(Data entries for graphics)

* Start *

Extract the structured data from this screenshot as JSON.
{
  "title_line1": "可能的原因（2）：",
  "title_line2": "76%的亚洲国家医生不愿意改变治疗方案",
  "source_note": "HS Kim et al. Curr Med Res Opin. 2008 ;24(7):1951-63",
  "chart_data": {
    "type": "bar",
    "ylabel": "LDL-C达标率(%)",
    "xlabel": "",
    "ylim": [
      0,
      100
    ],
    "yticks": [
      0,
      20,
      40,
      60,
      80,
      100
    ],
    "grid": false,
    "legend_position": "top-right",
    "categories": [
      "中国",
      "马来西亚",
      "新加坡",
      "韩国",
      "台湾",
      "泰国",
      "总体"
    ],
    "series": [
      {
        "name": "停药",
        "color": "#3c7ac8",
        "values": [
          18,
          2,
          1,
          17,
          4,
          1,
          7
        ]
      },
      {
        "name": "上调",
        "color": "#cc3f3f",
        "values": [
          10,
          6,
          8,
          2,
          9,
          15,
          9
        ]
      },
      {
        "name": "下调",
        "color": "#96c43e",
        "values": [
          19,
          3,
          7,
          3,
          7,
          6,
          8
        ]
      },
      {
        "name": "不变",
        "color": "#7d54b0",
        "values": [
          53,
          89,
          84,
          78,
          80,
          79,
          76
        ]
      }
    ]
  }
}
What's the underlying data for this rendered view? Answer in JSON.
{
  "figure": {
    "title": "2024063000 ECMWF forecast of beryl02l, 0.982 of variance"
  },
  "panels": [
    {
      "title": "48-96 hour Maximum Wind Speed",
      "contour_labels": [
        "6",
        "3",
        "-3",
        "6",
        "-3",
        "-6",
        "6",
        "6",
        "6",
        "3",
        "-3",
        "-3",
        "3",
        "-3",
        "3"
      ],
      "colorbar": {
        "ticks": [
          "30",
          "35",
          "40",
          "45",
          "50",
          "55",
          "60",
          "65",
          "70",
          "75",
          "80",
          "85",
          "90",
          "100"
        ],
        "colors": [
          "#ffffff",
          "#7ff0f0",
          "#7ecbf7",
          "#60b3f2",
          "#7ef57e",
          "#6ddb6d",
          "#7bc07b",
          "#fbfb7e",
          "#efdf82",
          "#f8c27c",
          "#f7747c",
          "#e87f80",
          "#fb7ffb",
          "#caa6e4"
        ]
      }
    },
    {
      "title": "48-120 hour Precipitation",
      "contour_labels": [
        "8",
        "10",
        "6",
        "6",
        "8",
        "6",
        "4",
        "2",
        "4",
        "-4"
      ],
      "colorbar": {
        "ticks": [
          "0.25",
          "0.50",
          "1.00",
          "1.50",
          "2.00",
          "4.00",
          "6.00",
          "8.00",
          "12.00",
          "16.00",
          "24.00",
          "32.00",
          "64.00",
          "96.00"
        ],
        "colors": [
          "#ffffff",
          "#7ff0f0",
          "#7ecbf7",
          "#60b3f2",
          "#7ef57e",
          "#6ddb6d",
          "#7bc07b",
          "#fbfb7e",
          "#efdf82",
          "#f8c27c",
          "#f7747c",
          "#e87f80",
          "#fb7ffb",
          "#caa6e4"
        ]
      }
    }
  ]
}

* End *

The problem — Extract each entry in full and write it down exactly.

Exercise output —
Extract the structured data from this screenshot as JSON.
{
  "title_line1": "可能的原因（2）：",
  "title_line2": "76%的亚洲国家医生不愿意改变治疗方案",
  "source_note": "HS Kim et al. Curr Med Res Opin. 2008 ;24(7):1951-63",
  "chart_data": {
    "type": "bar",
    "ylabel": "LDL-C达标率(%)",
    "xlabel": "",
    "ylim": [
      0,
      100
    ],
    "yticks": [
      0,
      20,
      40,
      60,
      80,
      100
    ],
    "grid": false,
    "legend_position": "top-right",
    "categories": [
      "中国",
      "马来西亚",
      "新加坡",
      "韩国",
      "台湾",
      "泰国",
      "总体"
    ],
    "series": [
      {
        "name": "停药",
        "color": "#3c7ac8",
        "values": [
          18,
          2,
          1,
          17,
          4,
          1,
          7
        ]
      },
      {
        "name": "上调",
        "color": "#cc3f3f",
        "values": [
          10,
          6,
          8,
          2,
          9,
          15,
          9
        ]
      },
      {
        "name": "下调",
        "color": "#96c43e",
        "values": [
          19,
          3,
          7,
          3,
          7,
          6,
          8
        ]
      },
      {
        "name": "不变",
        "color": "#7d54b0",
        "values": [
          53,
          89,
          84,
          78,
          80,
          79,
          76
        ]
      }
    ]
  }
}
What's the underlying data for this rendered view? Answer in JSON.
{
  "figure": {
    "title": "2024063000 ECMWF forecast of beryl02l, 0.982 of variance"
  },
  "panels": [
    {
      "title": "48-96 hour Maximum Wind Speed",
      "contour_labels": [
        "6",
        "3",
        "-3",
        "6",
        "-3",
        "-6",
        "6",
        "6",
        "6",
        "3",
        "-3",
        "-3",
        "3",
        "-3",
        "3"
      ],
      "colorbar": {
        "ticks": [
          "30",
          "35",
          "40",
          "45",
          "50",
          "55",
          "60",
          "65",
          "70",
          "75",
          "80",
          "85",
          "90",
          "100"
        ],
        "colors": [
          "#ffffff",
          "#7ff0f0",
          "#7ecbf7",
          "#60b3f2",
          "#7ef57e",
          "#6ddb6d",
          "#7bc07b",
          "#fbfb7e",
          "#efdf82",
          "#f8c27c",
          "#f7747c",
          "#e87f80",
          "#fb7ffb",
          "#caa6e4"
        ]
      }
    },
    {
      "title": "48-120 hour Precipitation",
      "contour_labels": [
        "8",
        "10",
        "6",
        "6",
        "8",
        "6",
        "4",
        "2",
        "4",
        "-4"
      ],
      "colorbar": {
        "ticks": [
          "0.25",
          "0.50",
          "1.00",
          "1.50",
          "2.00",
          "4.00",
          "6.00",
          "8.00",
          "12.00",
          "16.00",
          "24.00",
          "32.00",
          "64.00",
          "96.00"
        ],
        "colors": [
          "#ffffff",
          "#7ff0f0",
          "#7ecbf7",
          "#60b3f2",
          "#7ef57e",
          "#6ddb6d",
          "#7bc07b",
          "#fbfb7e",
          "#efdf82",
          "#f8c27c",
          "#f7747c",
          "#e87f80",
          "#fb7ffb",
          "#caa6e4"
        ]
      }
    }
  ]
}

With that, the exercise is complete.